Instructions for the task: Restate all the material verbatim, except for the pictures.

Raw data:
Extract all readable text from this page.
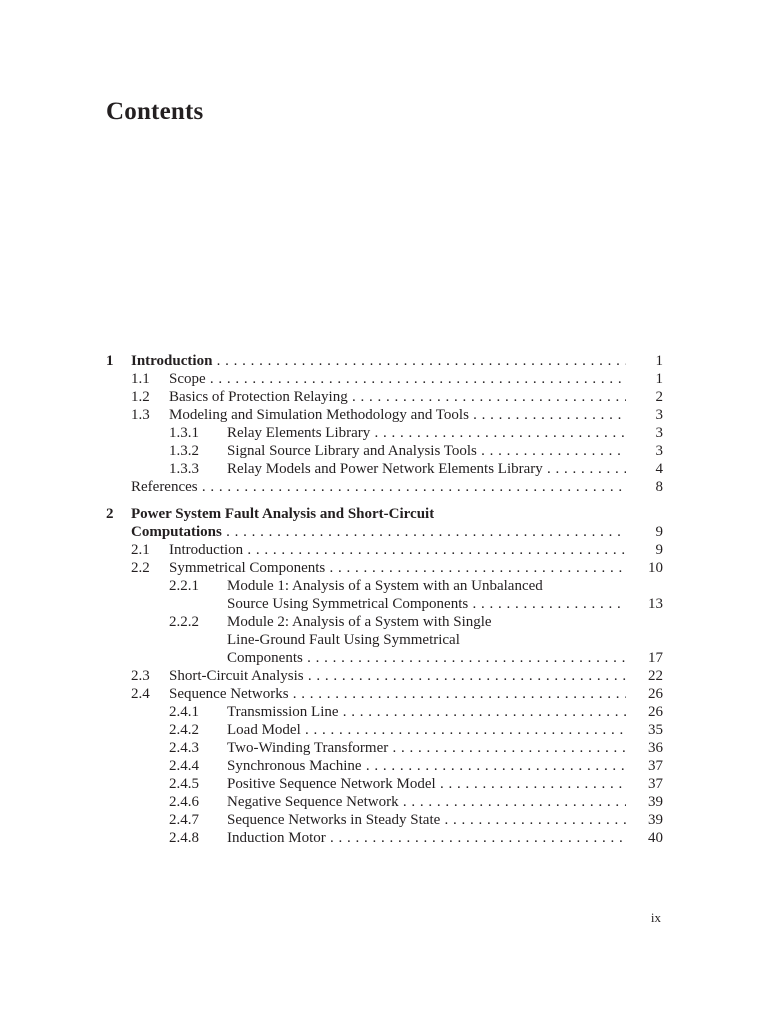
Contents
1 Introduction . . .	1
1.1 Scope . . .	1
1.2 Basics of Protection Relaying . . .	2
1.3 Modeling and Simulation Methodology and Tools . . .	3
1.3.1 Relay Elements Library . . .	3
1.3.2 Signal Source Library and Analysis Tools . . .	3
1.3.3 Relay Models and Power Network Elements Library . . .	4
References . . .	8
2 Power System Fault Analysis and Short-Circuit
Computations . . .	9
2.1 Introduction . . .	9
2.2 Symmetrical Components . . .	10
2.2.1 Module 1: Analysis of a System with an Unbalanced
Source Using Symmetrical Components . . .	13
2.2.2 Module 2: Analysis of a System with Single
Line-Ground Fault Using Symmetrical
Components . . .	17
2.3 Short-Circuit Analysis . . .	22
2.4 Sequence Networks . . .	26
2.4.1 Transmission Line . . .	26
2.4.2 Load Model . . .	35
2.4.3 Two-Winding Transformer . . .	36
2.4.4 Synchronous Machine . . .	37
2.4.5 Positive Sequence Network Model . . .	37
2.4.6 Negative Sequence Network . . .	39
2.4.7 Sequence Networks in Steady State . . .	39
2.4.8 Induction Motor . . .	40
ix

Problem solution:
Extract all readable text from this page.
Contents
1 Introduction . . .	1
1.1 Scope . . .	1
1.2 Basics of Protection Relaying . . .	2
1.3 Modeling and Simulation Methodology and Tools . . .	3
1.3.1 Relay Elements Library . . .	3
1.3.2 Signal Source Library and Analysis Tools . . .	3
1.3.3 Relay Models and Power Network Elements Library . . .	4
References . . .	8
2 Power System Fault Analysis and Short-Circuit
Computations . . .	9
2.1 Introduction . . .	9
2.2 Symmetrical Components . . .	10
2.2.1 Module 1: Analysis of a System with an Unbalanced
Source Using Symmetrical Components . . .	13
2.2.2 Module 2: Analysis of a System with Single
Line-Ground Fault Using Symmetrical
Components . . .	17
2.3 Short-Circuit Analysis . . .	22
2.4 Sequence Networks . . .	26
2.4.1 Transmission Line . . .	26
2.4.2 Load Model . . .	35
2.4.3 Two-Winding Transformer . . .	36
2.4.4 Synchronous Machine . . .	37
2.4.5 Positive Sequence Network Model . . .	37
2.4.6 Negative Sequence Network . . .	39
2.4.7 Sequence Networks in Steady State . . .	39
2.4.8 Induction Motor . . .	40
ix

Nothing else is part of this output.